Data entries
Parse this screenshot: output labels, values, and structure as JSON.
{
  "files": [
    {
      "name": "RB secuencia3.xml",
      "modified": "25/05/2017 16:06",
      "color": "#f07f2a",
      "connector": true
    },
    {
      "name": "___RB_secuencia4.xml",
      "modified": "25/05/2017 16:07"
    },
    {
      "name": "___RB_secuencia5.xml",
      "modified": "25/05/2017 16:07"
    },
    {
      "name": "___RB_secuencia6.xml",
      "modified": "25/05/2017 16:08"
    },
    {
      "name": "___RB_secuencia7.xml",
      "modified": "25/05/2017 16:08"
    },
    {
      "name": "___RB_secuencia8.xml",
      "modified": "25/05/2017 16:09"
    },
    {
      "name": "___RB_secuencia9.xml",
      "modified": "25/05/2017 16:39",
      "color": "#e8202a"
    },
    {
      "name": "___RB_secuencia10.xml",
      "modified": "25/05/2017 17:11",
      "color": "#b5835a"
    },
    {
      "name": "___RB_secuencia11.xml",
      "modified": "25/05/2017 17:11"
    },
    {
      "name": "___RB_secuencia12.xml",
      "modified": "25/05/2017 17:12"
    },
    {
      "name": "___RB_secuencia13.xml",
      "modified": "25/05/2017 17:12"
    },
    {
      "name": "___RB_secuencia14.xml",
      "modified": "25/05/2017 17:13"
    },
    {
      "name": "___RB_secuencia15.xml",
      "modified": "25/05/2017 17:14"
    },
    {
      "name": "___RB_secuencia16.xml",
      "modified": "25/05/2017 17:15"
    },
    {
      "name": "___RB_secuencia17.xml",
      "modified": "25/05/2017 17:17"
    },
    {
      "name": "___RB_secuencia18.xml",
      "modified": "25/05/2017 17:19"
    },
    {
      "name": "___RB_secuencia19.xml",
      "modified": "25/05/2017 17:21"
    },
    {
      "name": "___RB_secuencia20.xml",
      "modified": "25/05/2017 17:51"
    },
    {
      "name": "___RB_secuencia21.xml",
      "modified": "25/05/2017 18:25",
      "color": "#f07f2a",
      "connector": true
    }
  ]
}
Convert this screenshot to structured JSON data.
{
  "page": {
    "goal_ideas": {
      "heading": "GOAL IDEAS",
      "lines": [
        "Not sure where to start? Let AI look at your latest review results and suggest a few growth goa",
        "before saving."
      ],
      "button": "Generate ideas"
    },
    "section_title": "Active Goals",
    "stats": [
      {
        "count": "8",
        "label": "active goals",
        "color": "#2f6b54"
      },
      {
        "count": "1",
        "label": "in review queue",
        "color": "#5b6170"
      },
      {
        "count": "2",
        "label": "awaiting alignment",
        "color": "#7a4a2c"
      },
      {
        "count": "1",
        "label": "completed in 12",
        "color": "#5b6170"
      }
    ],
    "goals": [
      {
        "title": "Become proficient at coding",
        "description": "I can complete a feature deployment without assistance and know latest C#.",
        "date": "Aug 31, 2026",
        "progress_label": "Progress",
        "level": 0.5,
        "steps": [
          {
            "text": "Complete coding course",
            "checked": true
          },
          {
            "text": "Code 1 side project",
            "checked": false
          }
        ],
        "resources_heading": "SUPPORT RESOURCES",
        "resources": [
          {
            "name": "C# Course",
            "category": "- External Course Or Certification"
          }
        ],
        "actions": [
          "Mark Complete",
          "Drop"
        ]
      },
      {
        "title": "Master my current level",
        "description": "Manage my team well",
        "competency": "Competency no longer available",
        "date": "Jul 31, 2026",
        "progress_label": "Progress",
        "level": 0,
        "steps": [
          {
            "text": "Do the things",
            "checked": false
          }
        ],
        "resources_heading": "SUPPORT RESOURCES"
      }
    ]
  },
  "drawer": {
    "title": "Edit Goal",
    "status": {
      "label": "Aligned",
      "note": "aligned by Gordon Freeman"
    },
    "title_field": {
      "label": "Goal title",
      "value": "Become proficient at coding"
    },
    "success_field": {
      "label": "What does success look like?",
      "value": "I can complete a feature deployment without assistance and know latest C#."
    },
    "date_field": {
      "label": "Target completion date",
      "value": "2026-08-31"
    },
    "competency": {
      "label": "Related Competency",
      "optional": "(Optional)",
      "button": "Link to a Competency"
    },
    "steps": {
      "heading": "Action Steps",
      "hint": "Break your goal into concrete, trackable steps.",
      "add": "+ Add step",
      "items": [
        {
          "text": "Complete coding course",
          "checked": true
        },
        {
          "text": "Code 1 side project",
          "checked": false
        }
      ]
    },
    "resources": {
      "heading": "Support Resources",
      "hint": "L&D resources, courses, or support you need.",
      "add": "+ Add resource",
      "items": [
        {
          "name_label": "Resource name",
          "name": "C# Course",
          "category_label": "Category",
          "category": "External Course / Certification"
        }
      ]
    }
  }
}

## Task statement
Exactly reproduce all of the entries above.

## Correct output
Parse this screenshot: output labels, values, and structure as JSON.
{
  "files": [
    {
      "name": "RB secuencia3.xml",
      "modified": "25/05/2017 16:06",
      "color": "#f07f2a",
      "connector": true
    },
    {
      "name": "___RB_secuencia4.xml",
      "modified": "25/05/2017 16:07"
    },
    {
      "name": "___RB_secuencia5.xml",
      "modified": "25/05/2017 16:07"
    },
    {
      "name": "___RB_secuencia6.xml",
      "modified": "25/05/2017 16:08"
    },
    {
      "name": "___RB_secuencia7.xml",
      "modified": "25/05/2017 16:08"
    },
    {
      "name": "___RB_secuencia8.xml",
      "modified": "25/05/2017 16:09"
    },
    {
      "name": "___RB_secuencia9.xml",
      "modified": "25/05/2017 16:39",
      "color": "#e8202a"
    },
    {
      "name": "___RB_secuencia10.xml",
      "modified": "25/05/2017 17:11",
      "color": "#b5835a"
    },
    {
      "name": "___RB_secuencia11.xml",
      "modified": "25/05/2017 17:11"
    },
    {
      "name": "___RB_secuencia12.xml",
      "modified": "25/05/2017 17:12"
    },
    {
      "name": "___RB_secuencia13.xml",
      "modified": "25/05/2017 17:12"
    },
    {
      "name": "___RB_secuencia14.xml",
      "modified": "25/05/2017 17:13"
    },
    {
      "name": "___RB_secuencia15.xml",
      "modified": "25/05/2017 17:14"
    },
    {
      "name": "___RB_secuencia16.xml",
      "modified": "25/05/2017 17:15"
    },
    {
      "name": "___RB_secuencia17.xml",
      "modified": "25/05/2017 17:17"
    },
    {
      "name": "___RB_secuencia18.xml",
      "modified": "25/05/2017 17:19"
    },
    {
      "name": "___RB_secuencia19.xml",
      "modified": "25/05/2017 17:21"
    },
    {
      "name": "___RB_secuencia20.xml",
      "modified": "25/05/2017 17:51"
    },
    {
      "name": "___RB_secuencia21.xml",
      "modified": "25/05/2017 18:25",
      "color": "#f07f2a",
      "connector": true
    }
  ]
}
Convert this screenshot to structured JSON data.
{
  "page": {
    "goal_ideas": {
      "heading": "GOAL IDEAS",
      "lines": [
        "Not sure where to start? Let AI look at your latest review results and suggest a few growth goa",
        "before saving."
      ],
      "button": "Generate ideas"
    },
    "section_title": "Active Goals",
    "stats": [
      {
        "count": "8",
        "label": "active goals",
        "color": "#2f6b54"
      },
      {
        "count": "1",
        "label": "in review queue",
        "color": "#5b6170"
      },
      {
        "count": "2",
        "label": "awaiting alignment",
        "color": "#7a4a2c"
      },
      {
        "count": "1",
        "label": "completed in 12",
        "color": "#5b6170"
      }
    ],
    "goals": [
      {
        "title": "Become proficient at coding",
        "description": "I can complete a feature deployment without assistance and know latest C#.",
        "date": "Aug 31, 2026",
        "progress_label": "Progress",
        "level": 0.5,
        "steps": [
          {
            "text": "Complete coding course",
            "checked": true
          },
          {
            "text": "Code 1 side project",
            "checked": false
          }
        ],
        "resources_heading": "SUPPORT RESOURCES",
        "resources": [
          {
            "name": "C# Course",
            "category": "- External Course Or Certification"
          }
        ],
        "actions": [
          "Mark Complete",
          "Drop"
        ]
      },
      {
        "title": "Master my current level",
        "description": "Manage my team well",
        "competency": "Competency no longer available",
        "date": "Jul 31, 2026",
        "progress_label": "Progress",
        "level": 0,
        "steps": [
          {
            "text": "Do the things",
            "checked": false
          }
        ],
        "resources_heading": "SUPPORT RESOURCES"
      }
    ]
  },
  "drawer": {
    "title": "Edit Goal",
    "status": {
      "label": "Aligned",
      "note": "aligned by Gordon Freeman"
    },
    "title_field": {
      "label": "Goal title",
      "value": "Become proficient at coding"
    },
    "success_field": {
      "label": "What does success look like?",
      "value": "I can complete a feature deployment without assistance and know latest C#."
    },
    "date_field": {
      "label": "Target completion date",
      "value": "2026-08-31"
    },
    "competency": {
      "label": "Related Competency",
      "optional": "(Optional)",
      "button": "Link to a Competency"
    },
    "steps": {
      "heading": "Action Steps",
      "hint": "Break your goal into concrete, trackable steps.",
      "add": "+ Add step",
      "items": [
        {
          "text": "Complete coding course",
          "checked": true
        },
        {
          "text": "Code 1 side project",
          "checked": false
        }
      ]
    },
    "resources": {
      "heading": "Support Resources",
      "hint": "L&D resources, courses, or support you need.",
      "add": "+ Add resource",
      "items": [
        {
          "name_label": "Resource name",
          "name": "C# Course",
          "category_label": "Category",
          "category": "External Course / Certification"
        }
      ]
    }
  }
}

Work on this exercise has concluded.